Problem to solve: Write out the entries below once more, exactly, with the pictures left out.

Raw records:
————

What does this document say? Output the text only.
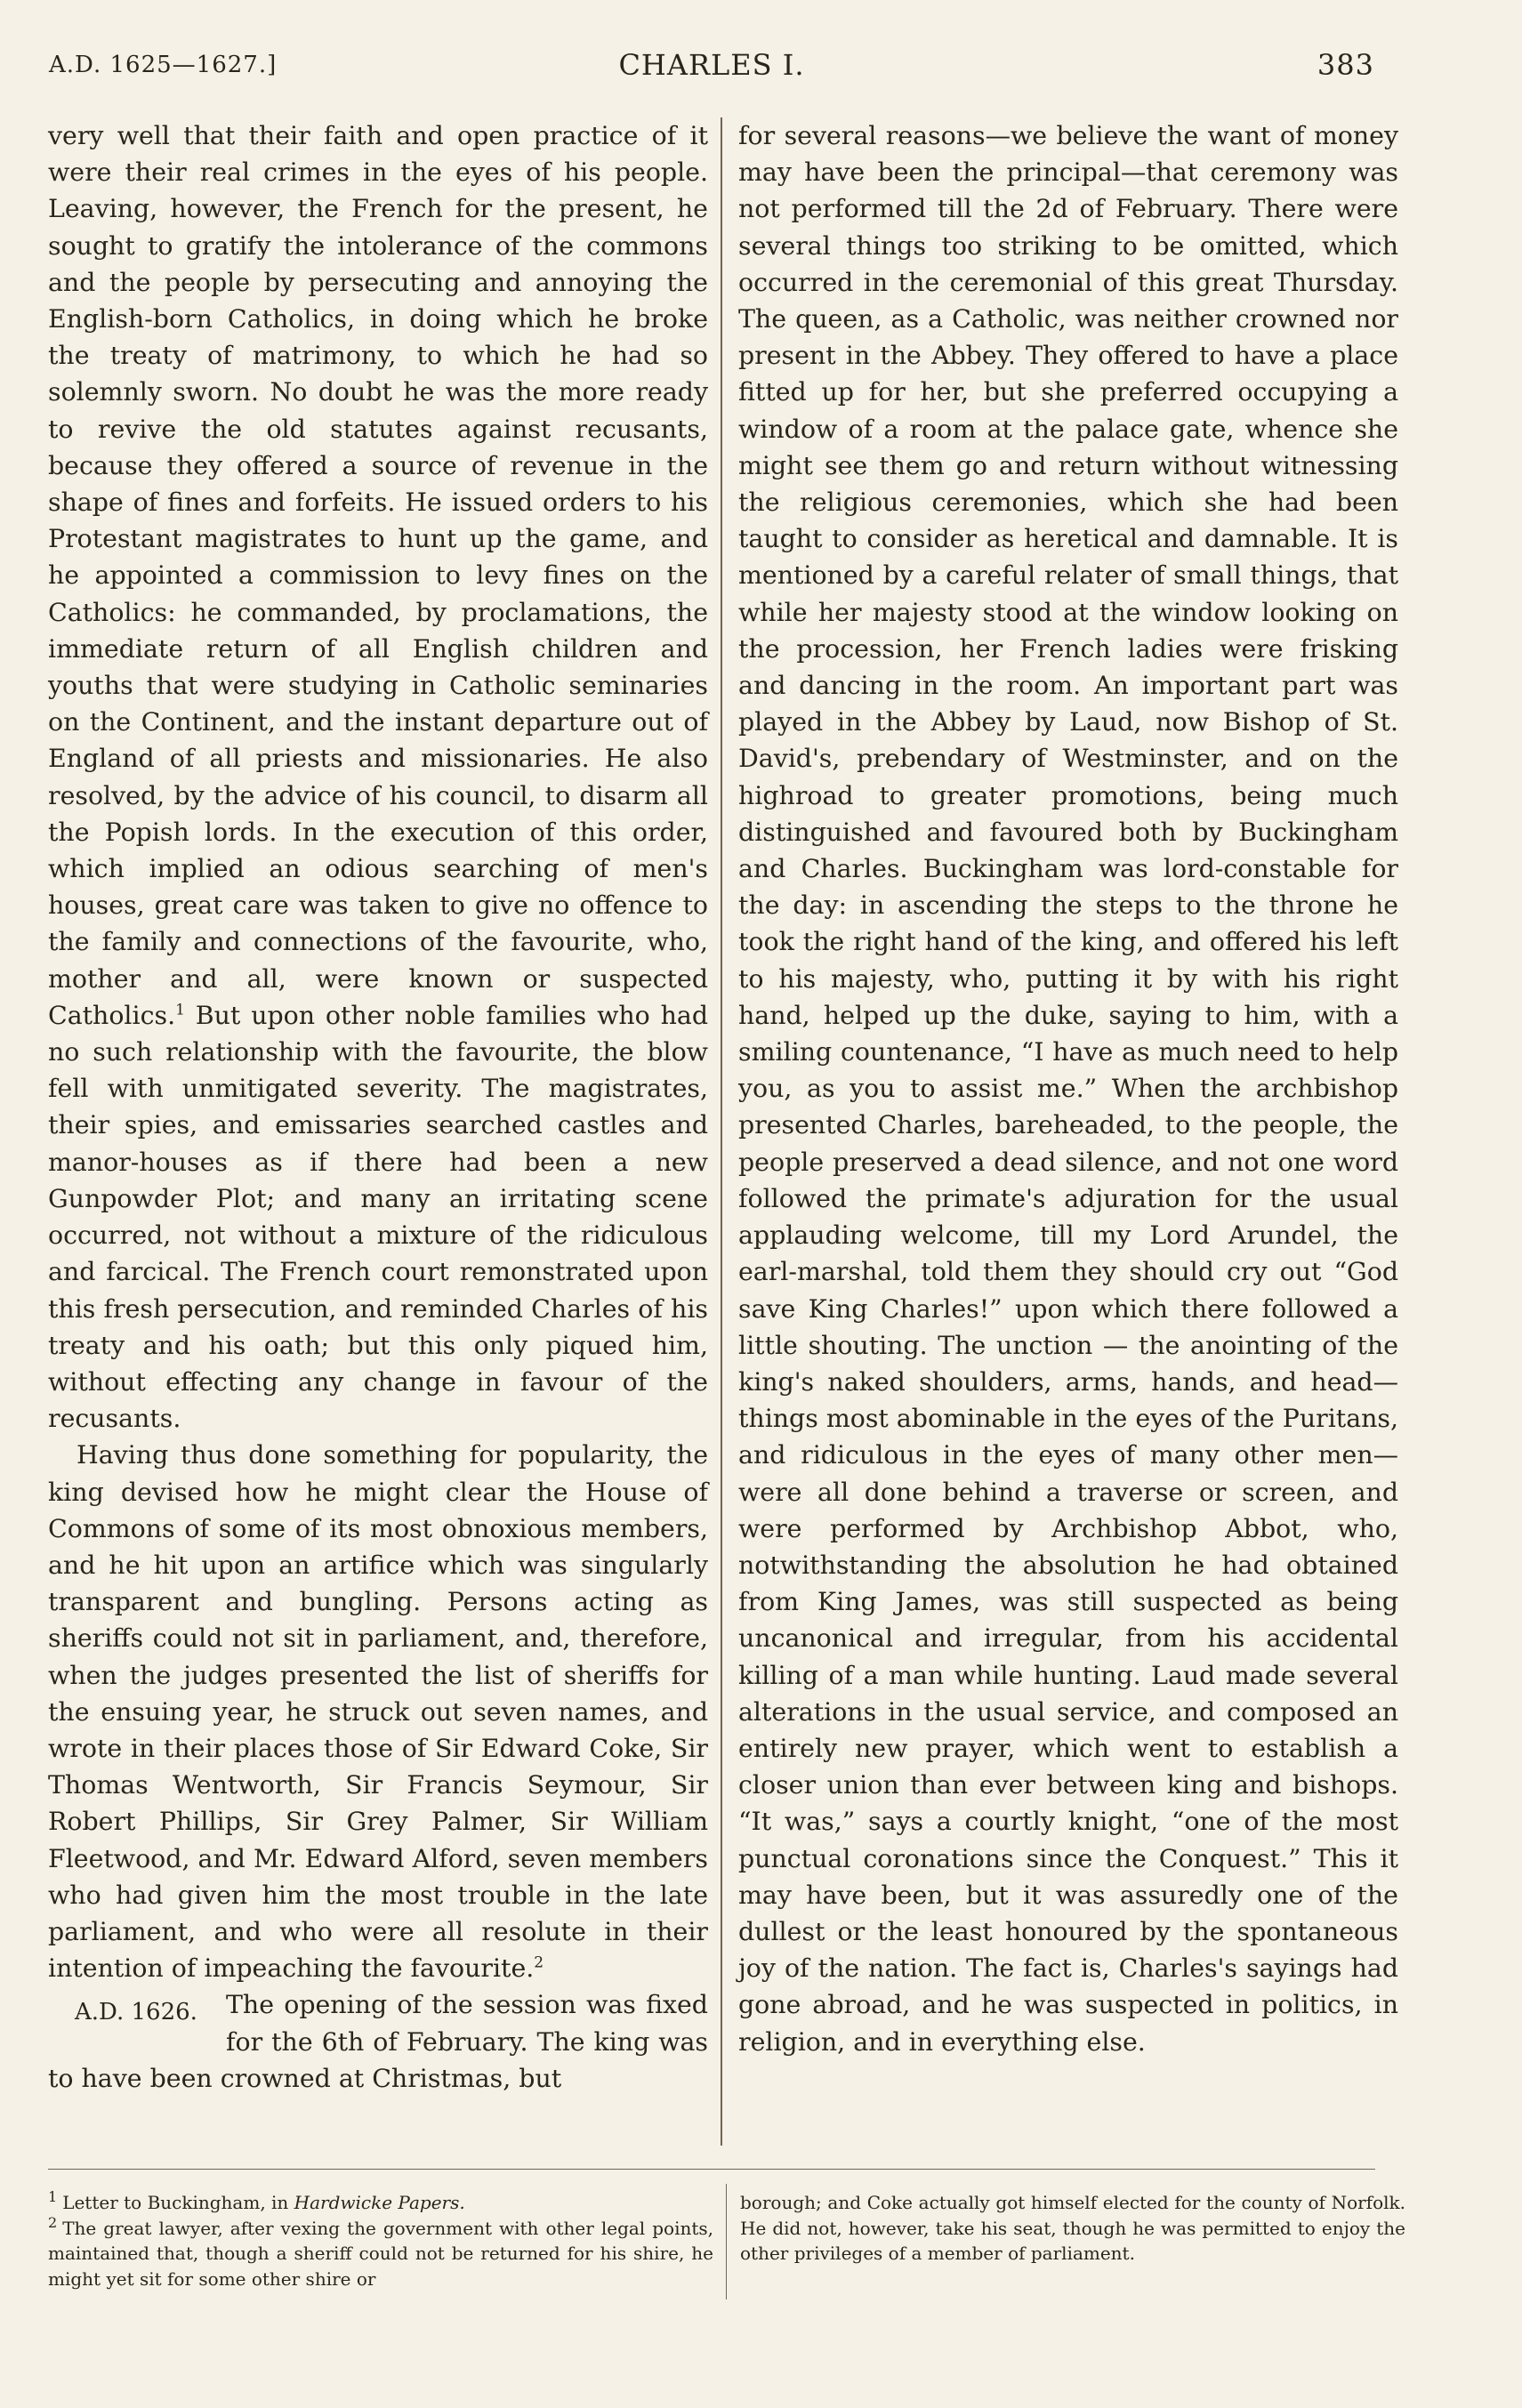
A.D. 1625—1627.]	CHARLES I.	383

very well that their faith and open practice of it were their real crimes in the eyes of his people. Leaving, however, the French for the present, he sought to gratify the intolerance of the commons and the people by persecuting and annoying the English-born Catholics, in doing which he broke the treaty of matrimony, to which he had so solemnly sworn. No doubt he was the more ready to revive the old statutes against recusants, because they offered a source of revenue in the shape of fines and forfeits. He issued orders to his Protestant magistrates to hunt up the game, and he appointed a commission to levy fines on the Catholics: he commanded, by proclamations, the immediate return of all English children and youths that were studying in Catholic seminaries on the Continent, and the instant departure out of England of all priests and missionaries. He also resolved, by the advice of his council, to disarm all the Popish lords. In the execution of this order, which implied an odious searching of men's houses, great care was taken to give no offence to the family and connections of the favourite, who, mother and all, were known or suspected Catholics.$^1$ But upon other noble families who had no such relationship with the favourite, the blow fell with unmitigated severity. The magistrates, their spies, and emissaries searched castles and manor-houses as if there had been a new Gunpowder Plot; and many an irritating scene occurred, not without a mixture of the ridiculous and farcical. The French court remonstrated upon this fresh persecution, and reminded Charles of his treaty and his oath; but this only piqued him, without effecting any change in favour of the recusants.

Having thus done something for popularity, the king devised how he might clear the House of Commons of some of its most obnoxious members, and he hit upon an artifice which was singularly transparent and bungling. Persons acting as sheriffs could not sit in parliament, and, therefore, when the judges presented the list of sheriffs for the ensuing year, he struck out seven names, and wrote in their places those of Sir Edward Coke, Sir Thomas Wentworth, Sir Francis Seymour, Sir Robert Phillips, Sir Grey Palmer, Sir William Fleetwood, and Mr. Edward Alford, seven members who had given him the most trouble in the late parliament, and who were all resolute in their intention of impeaching the favourite.$^2$

A.D. 1626.	The opening of the session was fixed for the 6th of February. The king was to have been crowned at Christmas, but

for several reasons—we believe the want of money may have been the principal—that ceremony was not performed till the 2d of February. There were several things too striking to be omitted, which occurred in the ceremonial of this great Thursday. The queen, as a Catholic, was neither crowned nor present in the Abbey. They offered to have a place fitted up for her, but she preferred occupying a window of a room at the palace gate, whence she might see them go and return without witnessing the religious ceremonies, which she had been taught to consider as heretical and damnable. It is mentioned by a careful relater of small things, that while her majesty stood at the window looking on the procession, her French ladies were frisking and dancing in the room. An important part was played in the Abbey by Laud, now Bishop of St. David's, prebendary of Westminster, and on the highroad to greater promotions, being much distinguished and favoured both by Buckingham and Charles. Buckingham was lord-constable for the day: in ascending the steps to the throne he took the right hand of the king, and offered his left to his majesty, who, putting it by with his right hand, helped up the duke, saying to him, with a smiling countenance, “I have as much need to help you, as you to assist me.” When the archbishop presented Charles, bareheaded, to the people, the people preserved a dead silence, and not one word followed the primate's adjuration for the usual applauding welcome, till my Lord Arundel, the earl-marshal, told them they should cry out “God save King Charles!” upon which there followed a little shouting. The unction — the anointing of the king's naked shoulders, arms, hands, and head—things most abominable in the eyes of the Puritans, and ridiculous in the eyes of many other men—were all done behind a traverse or screen, and were performed by Archbishop Abbot, who, notwithstanding the absolution he had obtained from King James, was still suspected as being uncanonical and irregular, from his accidental killing of a man while hunting. Laud made several alterations in the usual service, and composed an entirely new prayer, which went to establish a closer union than ever between king and bishops. “It was,” says a courtly knight, “one of the most punctual coronations since the Conquest.” This it may have been, but it was assuredly one of the dullest or the least honoured by the spontaneous joy of the nation. The fact is, Charles's sayings had gone abroad, and he was suspected in politics, in religion, and in everything else.

$^1$ Letter to Buckingham, in Hardwicke Papers.

$^2$ The great lawyer, after vexing the government with other legal points, maintained that, though a sheriff could not be returned for his shire, he might yet sit for some other shire or

borough; and Coke actually got himself elected for the county of Norfolk. He did not, however, take his seat, though he was permitted to enjoy the other privileges of a member of parliament.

————

Reply to the task:
What does this document say? Output the text only.
A.D. 1625—1627.]	CHARLES I.	383

very well that their faith and open practice of it were their real crimes in the eyes of his people. Leaving, however, the French for the present, he sought to gratify the intolerance of the commons and the people by persecuting and annoying the English-born Catholics, in doing which he broke the treaty of matrimony, to which he had so solemnly sworn. No doubt he was the more ready to revive the old statutes against recusants, because they offered a source of revenue in the shape of fines and forfeits. He issued orders to his Protestant magistrates to hunt up the game, and he appointed a commission to levy fines on the Catholics: he commanded, by proclamations, the immediate return of all English children and youths that were studying in Catholic seminaries on the Continent, and the instant departure out of England of all priests and missionaries. He also resolved, by the advice of his council, to disarm all the Popish lords. In the execution of this order, which implied an odious searching of men's houses, great care was taken to give no offence to the family and connections of the favourite, who, mother and all, were known or suspected Catholics.$^1$ But upon other noble families who had no such relationship with the favourite, the blow fell with unmitigated severity. The magistrates, their spies, and emissaries searched castles and manor-houses as if there had been a new Gunpowder Plot; and many an irritating scene occurred, not without a mixture of the ridiculous and farcical. The French court remonstrated upon this fresh persecution, and reminded Charles of his treaty and his oath; but this only piqued him, without effecting any change in favour of the recusants.

Having thus done something for popularity, the king devised how he might clear the House of Commons of some of its most obnoxious members, and he hit upon an artifice which was singularly transparent and bungling. Persons acting as sheriffs could not sit in parliament, and, therefore, when the judges presented the list of sheriffs for the ensuing year, he struck out seven names, and wrote in their places those of Sir Edward Coke, Sir Thomas Wentworth, Sir Francis Seymour, Sir Robert Phillips, Sir Grey Palmer, Sir William Fleetwood, and Mr. Edward Alford, seven members who had given him the most trouble in the late parliament, and who were all resolute in their intention of impeaching the favourite.$^2$

A.D. 1626.	The opening of the session was fixed for the 6th of February. The king was to have been crowned at Christmas, but

for several reasons—we believe the want of money may have been the principal—that ceremony was not performed till the 2d of February. There were several things too striking to be omitted, which occurred in the ceremonial of this great Thursday. The queen, as a Catholic, was neither crowned nor present in the Abbey. They offered to have a place fitted up for her, but she preferred occupying a window of a room at the palace gate, whence she might see them go and return without witnessing the religious ceremonies, which she had been taught to consider as heretical and damnable. It is mentioned by a careful relater of small things, that while her majesty stood at the window looking on the procession, her French ladies were frisking and dancing in the room. An important part was played in the Abbey by Laud, now Bishop of St. David's, prebendary of Westminster, and on the highroad to greater promotions, being much distinguished and favoured both by Buckingham and Charles. Buckingham was lord-constable for the day: in ascending the steps to the throne he took the right hand of the king, and offered his left to his majesty, who, putting it by with his right hand, helped up the duke, saying to him, with a smiling countenance, “I have as much need to help you, as you to assist me.” When the archbishop presented Charles, bareheaded, to the people, the people preserved a dead silence, and not one word followed the primate's adjuration for the usual applauding welcome, till my Lord Arundel, the earl-marshal, told them they should cry out “God save King Charles!” upon which there followed a little shouting. The unction — the anointing of the king's naked shoulders, arms, hands, and head—things most abominable in the eyes of the Puritans, and ridiculous in the eyes of many other men—were all done behind a traverse or screen, and were performed by Archbishop Abbot, who, notwithstanding the absolution he had obtained from King James, was still suspected as being uncanonical and irregular, from his accidental killing of a man while hunting. Laud made several alterations in the usual service, and composed an entirely new prayer, which went to establish a closer union than ever between king and bishops. “It was,” says a courtly knight, “one of the most punctual coronations since the Conquest.” This it may have been, but it was assuredly one of the dullest or the least honoured by the spontaneous joy of the nation. The fact is, Charles's sayings had gone abroad, and he was suspected in politics, in religion, and in everything else.

$^1$ Letter to Buckingham, in Hardwicke Papers.

$^2$ The great lawyer, after vexing the government with other legal points, maintained that, though a sheriff could not be returned for his shire, he might yet sit for some other shire or

borough; and Coke actually got himself elected for the county of Norfolk. He did not, however, take his seat, though he was permitted to enjoy the other privileges of a member of parliament.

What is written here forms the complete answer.